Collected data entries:
▼
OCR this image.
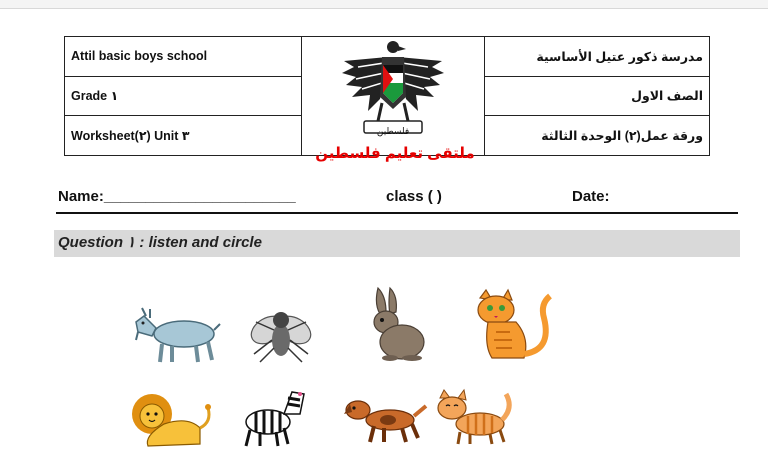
Attil basic boys school	فلسطين	مدرسة ذكور عتيل الأساسية
Grade ١		الصف الاول
Worksheet(٢) Unit ٣		ورقة عمل(٢) الوحدة الثالثة
ملتقى تعليم فلسطين
Name:_______________________	class ( )	Date:
Question ١ : listen and circle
▲
* _EXERCISE REQUIREMENTS_
Output every entry word for word, but omit the pictures.

* _THE COMPLETED TASK_
OCR this image.
Attil basic boys school	فلسطين	مدرسة ذكور عتيل الأساسية
Grade ١		الصف الاول
Worksheet(٢) Unit ٣		ورقة عمل(٢) الوحدة الثالثة
ملتقى تعليم فلسطين
Name:_______________________	class ( )	Date:
Question ١ : listen and circle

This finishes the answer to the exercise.